§ **CONSIGNE**: Rédigez la suite de la notice biographique sur Jean Gaspard Dubois à partir de sa dernière phrase.

§ **EXTRAIT DU DOCUMENT**:
★ ★ ★ ★

Jean Gaspard Dubois est né à Grenoble le 29 octobre 1737 (B.V. Grenoble, ms. R 7710, f° 61, R, M), de Pierre Dubois, procureur au Parlement et de Claudine Vaganay (M, D.B.F.). Son père Pierre Dubois était le descendant par les femmes du sculpteur Jacob Richier, dont il avait hérité la maison sur le quai où vivait sa famille à Grenoble (Pilot de Thorey). Il épouse, sans doute en France vers 1766, Marie Thérèse Anne Moll, née à Amsterdam vers 1741 (S, t. II, p. 274, n. 920). Il écrit dans une lettre d'avril 1766 : «Je vais m'ennuyer quelque fois dans le monde mais je le quitte bientôt pour rentrer dans mon cabinet où je vis avec mes livres, où je me trouve parfaitement bien. Lorsqu'ils me fatiguent, je retrouve les plaisirs domestiques auprès d'une femme honnête au sort de laquelle je viens d'unir le mien ; elle a beaucoup d'esprit naturel et de gaité et une sensibilité qui vaut bien mieux que la culture» (B.V. Grenoble, ms. R 6110). Il eut de ce mariage un fils, Philippe Marie, né vers 1767 à Paris, et une fille, Caroline, née en 1775 à Deux-Ponts, et qui eut comme parrain le prince de Deux-Ponts, Maximilien Joseph de Bavière (M). Philippe Marie mourut à Chimilin dans l'Isère en 1846, après avoir eu trois filles et un fils, Philippe Pierre, qui devint militaire et mourut à Cherchell sans postérité (A.D. Isère, fonds Masimbert). Caroline épousa en 1793 Charles de Renauldon qui fut maire de Grenoble de 1800 à 1815 ; ils eurent un fils, Charles Claude, né en 1793, qui devint avocat et préfet, qui édita le Cours de Belles-Lettres de D. et nous a transmis sur lui plusieurs documents (B.V. Grenoble, ms. R 4736). Marie Thérèse Anne s'établit en 1793 chez son beau-fils Renauldon (Michel). D., qui avait pris à son arrivée à Paris le nom de Dubois-Fontanelle, mourut à Grenoble le 15 février 1812 et fut enterré le 17 (Discours de Champollion-Figeac, Journal du département de l'Isère, 21 févr. 1812). La signature qui figure sur son acte de décès n'est pas celle de Stendhal, mais celle de Chérubin Joseph Beyle, officier d'état civil, les témoins étant Champollion le jeune et Champollion-Figeac.

★ ★ ★ ★

§ **LIGNES FOURNIES**:
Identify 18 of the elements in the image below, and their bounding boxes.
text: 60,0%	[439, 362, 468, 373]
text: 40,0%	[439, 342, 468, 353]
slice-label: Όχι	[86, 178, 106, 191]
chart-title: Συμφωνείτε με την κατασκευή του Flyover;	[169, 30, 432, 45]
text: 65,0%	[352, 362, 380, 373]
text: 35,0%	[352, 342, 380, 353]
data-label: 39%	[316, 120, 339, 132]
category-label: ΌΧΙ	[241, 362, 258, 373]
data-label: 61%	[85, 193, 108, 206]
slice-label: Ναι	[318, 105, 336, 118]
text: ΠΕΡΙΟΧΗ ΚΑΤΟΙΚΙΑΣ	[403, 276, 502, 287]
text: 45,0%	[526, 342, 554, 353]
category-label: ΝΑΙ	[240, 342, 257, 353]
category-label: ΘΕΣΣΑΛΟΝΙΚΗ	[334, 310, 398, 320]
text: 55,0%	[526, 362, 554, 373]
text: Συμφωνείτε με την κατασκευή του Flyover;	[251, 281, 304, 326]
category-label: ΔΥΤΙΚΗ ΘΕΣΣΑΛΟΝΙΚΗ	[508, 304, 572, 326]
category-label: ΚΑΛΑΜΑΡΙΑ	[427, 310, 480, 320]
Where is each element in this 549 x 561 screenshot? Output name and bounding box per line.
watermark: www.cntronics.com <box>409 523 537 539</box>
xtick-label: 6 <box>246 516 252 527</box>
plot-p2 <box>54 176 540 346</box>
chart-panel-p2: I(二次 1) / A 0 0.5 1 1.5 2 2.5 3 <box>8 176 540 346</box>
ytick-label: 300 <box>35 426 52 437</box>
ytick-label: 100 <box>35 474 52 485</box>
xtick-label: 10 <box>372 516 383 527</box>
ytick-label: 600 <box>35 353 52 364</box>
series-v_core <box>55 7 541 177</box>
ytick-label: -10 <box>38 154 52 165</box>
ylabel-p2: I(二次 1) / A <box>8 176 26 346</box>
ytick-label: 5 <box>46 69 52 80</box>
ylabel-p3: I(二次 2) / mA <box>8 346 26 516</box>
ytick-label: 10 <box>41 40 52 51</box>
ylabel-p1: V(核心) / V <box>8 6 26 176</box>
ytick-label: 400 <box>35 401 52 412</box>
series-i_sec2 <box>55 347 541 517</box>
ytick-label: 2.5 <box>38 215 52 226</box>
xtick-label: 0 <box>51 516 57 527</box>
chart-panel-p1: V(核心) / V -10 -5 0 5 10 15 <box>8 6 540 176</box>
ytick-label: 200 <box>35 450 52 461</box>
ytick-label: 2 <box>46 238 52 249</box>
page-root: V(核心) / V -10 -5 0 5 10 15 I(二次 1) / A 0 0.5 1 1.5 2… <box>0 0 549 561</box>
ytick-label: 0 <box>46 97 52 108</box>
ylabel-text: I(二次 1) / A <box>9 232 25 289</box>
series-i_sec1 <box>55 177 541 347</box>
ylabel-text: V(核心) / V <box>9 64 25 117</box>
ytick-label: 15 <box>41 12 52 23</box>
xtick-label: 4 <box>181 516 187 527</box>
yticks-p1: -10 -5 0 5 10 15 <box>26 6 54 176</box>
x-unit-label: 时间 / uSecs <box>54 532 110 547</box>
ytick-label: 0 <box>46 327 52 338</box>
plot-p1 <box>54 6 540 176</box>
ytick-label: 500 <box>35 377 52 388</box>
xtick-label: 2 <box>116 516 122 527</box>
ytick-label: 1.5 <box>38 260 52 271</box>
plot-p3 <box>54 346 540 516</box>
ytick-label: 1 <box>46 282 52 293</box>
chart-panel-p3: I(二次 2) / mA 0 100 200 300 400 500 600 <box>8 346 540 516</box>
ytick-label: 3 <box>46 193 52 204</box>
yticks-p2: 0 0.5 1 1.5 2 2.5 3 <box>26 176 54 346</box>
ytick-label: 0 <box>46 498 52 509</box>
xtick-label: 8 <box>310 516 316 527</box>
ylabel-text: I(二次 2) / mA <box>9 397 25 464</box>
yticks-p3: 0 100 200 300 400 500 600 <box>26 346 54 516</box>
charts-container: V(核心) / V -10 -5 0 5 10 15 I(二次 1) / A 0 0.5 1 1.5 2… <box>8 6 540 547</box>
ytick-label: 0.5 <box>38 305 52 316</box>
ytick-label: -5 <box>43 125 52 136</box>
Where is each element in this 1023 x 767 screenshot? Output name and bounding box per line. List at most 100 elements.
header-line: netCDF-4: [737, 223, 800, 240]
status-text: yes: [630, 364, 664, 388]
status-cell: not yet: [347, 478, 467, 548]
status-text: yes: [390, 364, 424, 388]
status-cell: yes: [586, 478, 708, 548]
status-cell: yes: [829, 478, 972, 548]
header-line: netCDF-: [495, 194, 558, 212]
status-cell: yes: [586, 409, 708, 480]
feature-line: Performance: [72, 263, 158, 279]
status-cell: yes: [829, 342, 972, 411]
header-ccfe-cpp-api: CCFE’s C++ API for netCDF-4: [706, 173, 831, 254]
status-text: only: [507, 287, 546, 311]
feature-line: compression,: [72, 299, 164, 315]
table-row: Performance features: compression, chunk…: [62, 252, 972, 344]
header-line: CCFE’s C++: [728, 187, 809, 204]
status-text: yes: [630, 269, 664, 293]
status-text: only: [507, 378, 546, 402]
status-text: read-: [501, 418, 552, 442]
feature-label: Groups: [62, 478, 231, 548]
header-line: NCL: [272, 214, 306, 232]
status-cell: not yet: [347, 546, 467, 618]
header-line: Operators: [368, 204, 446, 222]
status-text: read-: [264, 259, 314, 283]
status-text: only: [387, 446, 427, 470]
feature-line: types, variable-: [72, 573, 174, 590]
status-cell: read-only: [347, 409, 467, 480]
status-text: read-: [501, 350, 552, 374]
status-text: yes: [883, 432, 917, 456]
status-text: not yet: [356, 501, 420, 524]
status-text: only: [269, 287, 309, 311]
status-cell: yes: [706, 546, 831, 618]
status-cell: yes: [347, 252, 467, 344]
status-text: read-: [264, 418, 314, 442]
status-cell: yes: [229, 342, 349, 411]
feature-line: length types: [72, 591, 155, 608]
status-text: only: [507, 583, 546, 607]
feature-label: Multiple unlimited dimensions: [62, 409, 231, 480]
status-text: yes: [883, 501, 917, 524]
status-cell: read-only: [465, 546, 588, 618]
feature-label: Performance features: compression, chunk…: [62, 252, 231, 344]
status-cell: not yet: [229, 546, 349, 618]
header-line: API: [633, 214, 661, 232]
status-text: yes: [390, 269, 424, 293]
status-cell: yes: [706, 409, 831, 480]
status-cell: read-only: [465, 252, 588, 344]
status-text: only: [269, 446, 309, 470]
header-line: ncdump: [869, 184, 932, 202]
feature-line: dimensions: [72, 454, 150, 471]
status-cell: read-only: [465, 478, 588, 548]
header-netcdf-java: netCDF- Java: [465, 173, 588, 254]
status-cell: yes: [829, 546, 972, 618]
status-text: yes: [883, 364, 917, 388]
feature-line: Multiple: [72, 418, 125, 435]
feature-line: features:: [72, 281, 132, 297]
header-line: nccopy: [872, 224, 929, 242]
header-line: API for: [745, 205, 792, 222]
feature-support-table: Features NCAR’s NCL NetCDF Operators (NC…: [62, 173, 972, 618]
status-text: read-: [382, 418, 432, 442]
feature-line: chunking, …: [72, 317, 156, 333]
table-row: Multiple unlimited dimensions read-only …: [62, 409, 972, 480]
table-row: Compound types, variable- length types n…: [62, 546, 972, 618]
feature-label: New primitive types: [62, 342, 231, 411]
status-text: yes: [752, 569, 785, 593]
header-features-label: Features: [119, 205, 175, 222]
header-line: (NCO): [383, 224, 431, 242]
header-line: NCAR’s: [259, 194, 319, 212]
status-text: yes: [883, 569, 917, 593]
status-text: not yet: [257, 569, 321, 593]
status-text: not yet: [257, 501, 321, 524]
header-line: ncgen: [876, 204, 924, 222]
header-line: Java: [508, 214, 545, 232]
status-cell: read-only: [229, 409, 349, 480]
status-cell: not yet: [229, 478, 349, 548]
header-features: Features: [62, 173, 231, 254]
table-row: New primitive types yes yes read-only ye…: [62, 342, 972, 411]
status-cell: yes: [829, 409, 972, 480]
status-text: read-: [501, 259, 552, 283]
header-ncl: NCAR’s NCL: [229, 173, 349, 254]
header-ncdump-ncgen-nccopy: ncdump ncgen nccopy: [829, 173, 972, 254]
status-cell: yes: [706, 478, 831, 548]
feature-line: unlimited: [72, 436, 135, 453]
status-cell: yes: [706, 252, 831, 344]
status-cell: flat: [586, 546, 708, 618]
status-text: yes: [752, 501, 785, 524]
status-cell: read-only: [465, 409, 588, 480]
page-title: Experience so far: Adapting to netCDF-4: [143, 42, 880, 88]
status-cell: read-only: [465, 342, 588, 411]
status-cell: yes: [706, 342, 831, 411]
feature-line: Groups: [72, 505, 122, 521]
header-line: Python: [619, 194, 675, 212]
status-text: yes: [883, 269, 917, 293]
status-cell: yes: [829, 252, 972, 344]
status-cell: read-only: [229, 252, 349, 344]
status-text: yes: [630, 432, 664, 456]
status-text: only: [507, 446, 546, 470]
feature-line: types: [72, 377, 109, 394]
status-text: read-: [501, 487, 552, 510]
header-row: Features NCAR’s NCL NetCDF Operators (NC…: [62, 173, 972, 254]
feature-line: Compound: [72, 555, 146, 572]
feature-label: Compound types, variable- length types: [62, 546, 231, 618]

★ ★ ★ ★

§ **RÉPONSE**:
Formation

Il fit ses études au collège des Jésuites de Grenoble ; encore inscrit au collège pour l'année scolaire 1754-1755 en classe de physique, il ne quitte sans doute Grenoble qu'en 1755. Sur la recommandation de son compatriote Mably, il devint secrétaire de Fréron puis rédacteur de L'Année littéraire (B.Un. ; F.L.; M).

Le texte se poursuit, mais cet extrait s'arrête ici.